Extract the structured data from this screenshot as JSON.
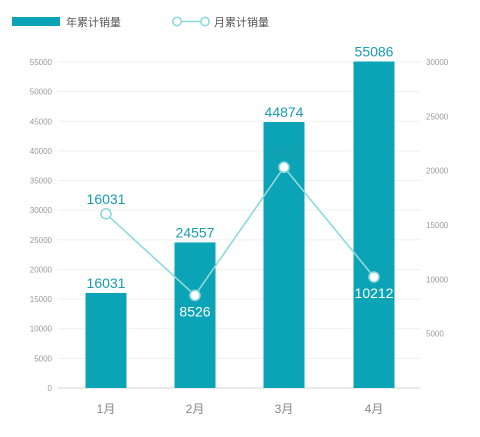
{
  "colors": {
    "bar": "#0ba3b6",
    "line": "#8fd9dc",
    "label": "#1a9bb0",
    "tick": "#9a9a9a",
    "category": "#888888",
    "grid": "#efefef",
    "baseline": "#d6d6d6"
  },
  "legend": {
    "bar_series_label": "年累计销量",
    "line_series_label": "月累计销量"
  },
  "chart_data": {
    "type": "bar",
    "categories": [
      "1月",
      "2月",
      "3月",
      "4月"
    ],
    "series": [
      {
        "name": "年累计销量",
        "type": "bar",
        "axis": "left",
        "values": [
          16031,
          24557,
          44874,
          55086
        ]
      },
      {
        "name": "月累计销量",
        "type": "line",
        "axis": "right",
        "values": [
          16031,
          8526,
          20317,
          10212
        ]
      }
    ],
    "left_axis": {
      "ylim": [
        0,
        55000
      ],
      "ticks": [
        "0",
        "5000",
        "10000",
        "15000",
        "20000",
        "25000",
        "30000",
        "35000",
        "40000",
        "45000",
        "50000",
        "55000"
      ]
    },
    "right_axis": {
      "ylim": [
        0,
        30000
      ],
      "ticks": [
        "5000",
        "10000",
        "15000",
        "20000",
        "25000",
        "30000"
      ]
    },
    "grid": true,
    "legend_position": "top-left"
  }
}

Exercise instructions >>
All of the material above is to be copied exactly, except for its images.

Result of this exercise >>
Extract the structured data from this screenshot as JSON.
{
  "colors": {
    "bar": "#0ba3b6",
    "line": "#8fd9dc",
    "label": "#1a9bb0",
    "tick": "#9a9a9a",
    "category": "#888888",
    "grid": "#efefef",
    "baseline": "#d6d6d6"
  },
  "legend": {
    "bar_series_label": "年累计销量",
    "line_series_label": "月累计销量"
  },
  "chart_data": {
    "type": "bar",
    "categories": [
      "1月",
      "2月",
      "3月",
      "4月"
    ],
    "series": [
      {
        "name": "年累计销量",
        "type": "bar",
        "axis": "left",
        "values": [
          16031,
          24557,
          44874,
          55086
        ]
      },
      {
        "name": "月累计销量",
        "type": "line",
        "axis": "right",
        "values": [
          16031,
          8526,
          20317,
          10212
        ]
      }
    ],
    "left_axis": {
      "ylim": [
        0,
        55000
      ],
      "ticks": [
        "0",
        "5000",
        "10000",
        "15000",
        "20000",
        "25000",
        "30000",
        "35000",
        "40000",
        "45000",
        "50000",
        "55000"
      ]
    },
    "right_axis": {
      "ylim": [
        0,
        30000
      ],
      "ticks": [
        "5000",
        "10000",
        "15000",
        "20000",
        "25000",
        "30000"
      ]
    },
    "grid": true,
    "legend_position": "top-left"
  }
}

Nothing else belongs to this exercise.